*** Data for the task
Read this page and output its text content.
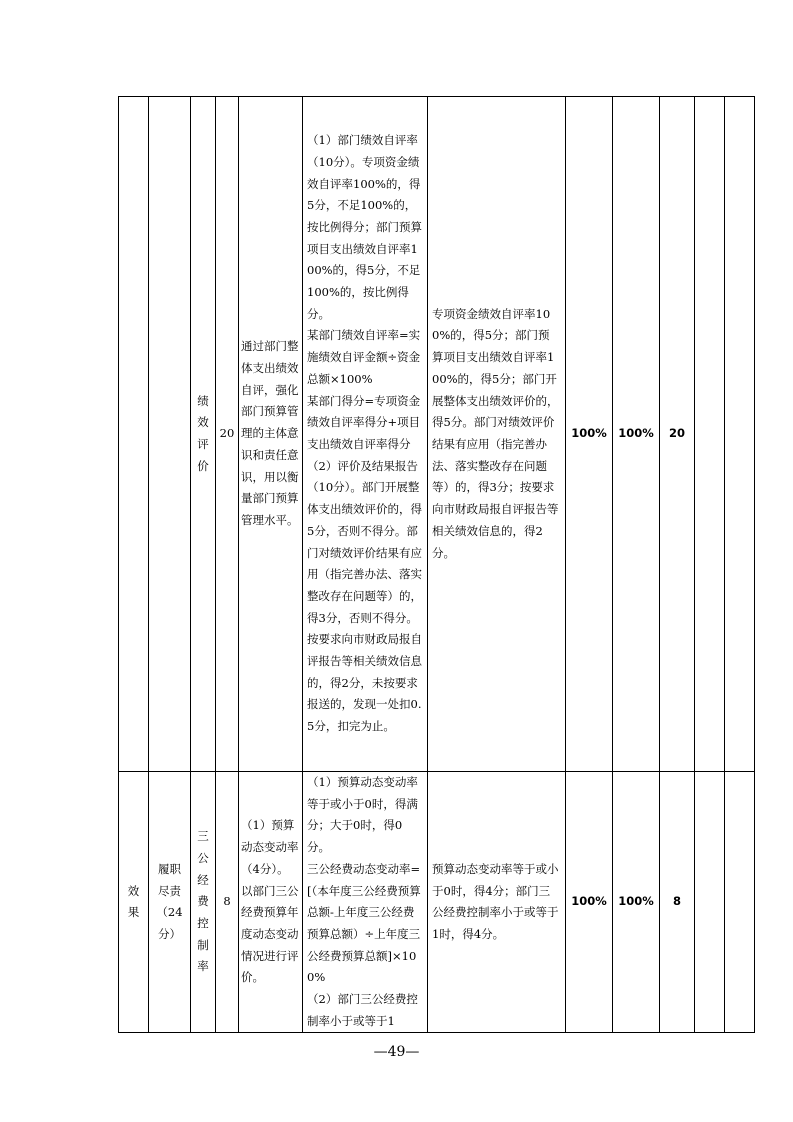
		绩效评价	20	通过部门整体支出绩效自评，强化部门预算管理的主体意识和责任意识，用以衡量部门预算管理水平。	（1）部门绩效自评率（10分）。专项资金绩效自评率100%的，得5分，不足100%的，按比例得分；部门预算项目支出绩效自评率100%的，得5分，不足100%的，按比例得分。
某部门绩效自评率=实施绩效自评金额÷资金总额×100%
某部门得分=专项资金绩效自评率得分+项目支出绩效自评率得分
（2）评价及结果报告（10分）。部门开展整体支出绩效评价的，得5分，否则不得分。部门对绩效评价结果有应用（指完善办法、落实整改存在问题等）的，得3分，否则不得分。按要求向市财政局报自评报告等相关绩效信息的，得2分，未按要求报送的，发现一处扣0.5分，扣完为止。	专项资金绩效自评率100%的，得5分；部门预算项目支出绩效自评率100%的，得5分；部门开展整体支出绩效评价的，得5分。部门对绩效评价结果有应用（指完善办法、落实整改存在问题等）的，得3分；按要求向市财政局报自评报告等相关绩效信息的，得2分。	100%	100%	20		

效果	履职尽责（24分）	三公经费控制率	8	（1）预算动态变动率（4分）。以部门三公经费预算年度动态变动情况进行评价。	（1）预算动态变动率等于或小于0时，得满分；大于0时，得0分。
三公经费动态变动率=[（本年度三公经费预算总额-上年度三公经费预算总额）÷上年度三公经费预算总额]×100%
（2）部门三公经费控制率小于或等于1	预算动态变动率等于或小于0时，得4分；部门三公经费控制率小于或等于1时，得4分。	100%	100%	8		
—49—
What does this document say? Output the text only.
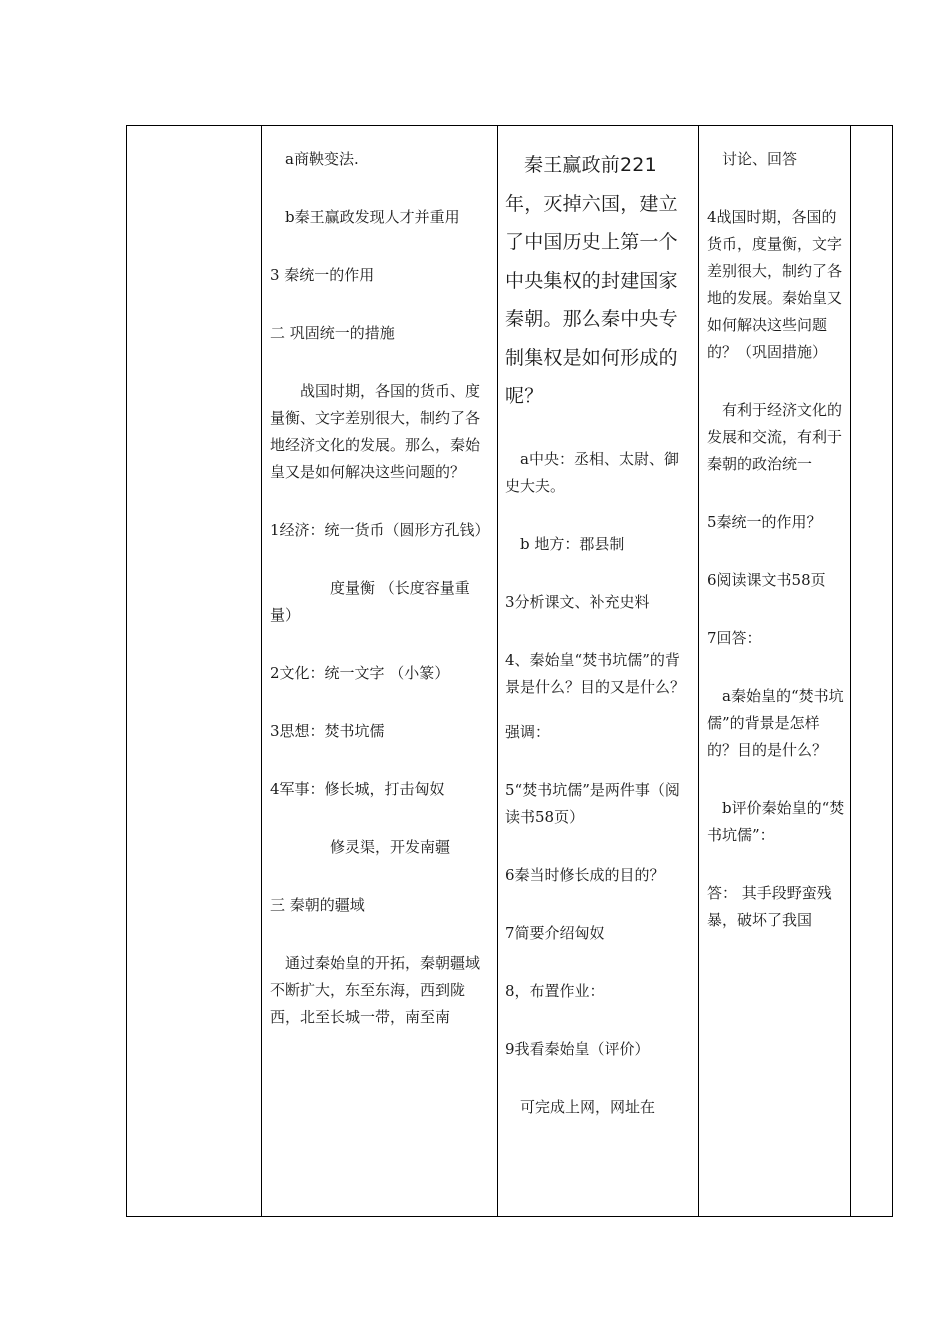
a商鞅变法.

b秦王赢政发现人才并重用

3 秦统一的作用

二 巩固统一的措施

战国时期，各国的货币、度量衡、文字差别很大，制约了各地经济文化的发展。那么，秦始皇又是如何解决这些问题的？

1经济：统一货币（圆形方孔钱）

度量衡 （长度容量重量）

2文化：统一文字 （小篆）

3思想：焚书坑儒

4军事：修长城，打击匈奴

修灵渠，开发南疆

三 秦朝的疆域

通过秦始皇的开拓，秦朝疆域不断扩大，东至东海，西到陇西，北至长城一带，南至南

秦王赢政前221年，灭掉六国，建立了中国历史上第一个中央集权的封建国家秦朝。那么秦中央专制集权是如何形成的呢？

a中央：丞相、太尉、御史大夫。

b 地方：郡县制

3分析课文、补充史料

4、秦始皇“焚书坑儒”的背景是什么？目的又是什么？

强调：

5“焚书坑儒”是两件事（阅读书58页）

6秦当时修长成的目的？

7简要介绍匈奴

8，布置作业：

9我看秦始皇（评价）

可完成上网，网址在

讨论、回答

4战国时期，各国的货币，度量衡，文字差别很大，制约了各地的发展。秦始皇又如何解决这些问题的？（巩固措施）

有利于经济文化的发展和交流，有利于秦朝的政治统一

5秦统一的作用？

6阅读课文书58页

7回答：

a秦始皇的“焚书坑儒”的背景是怎样的？目的是什么？

b评价秦始皇的“焚书坑儒”：

答： 其手段野蛮残暴，破坏了我国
******
— Aim of the task —
Show the lines of the records that include the string "各国的货币".

— Answer —
战国时期，各国的货币、度量衡、文字差别很大，制约了各地经济文化的发展。那么，秦始皇又是如何解决这些问题的？
4战国时期，各国的货币，度量衡，文字差别很大，制约了各地的发展。秦始皇又如何解决这些问题的？（巩固措施）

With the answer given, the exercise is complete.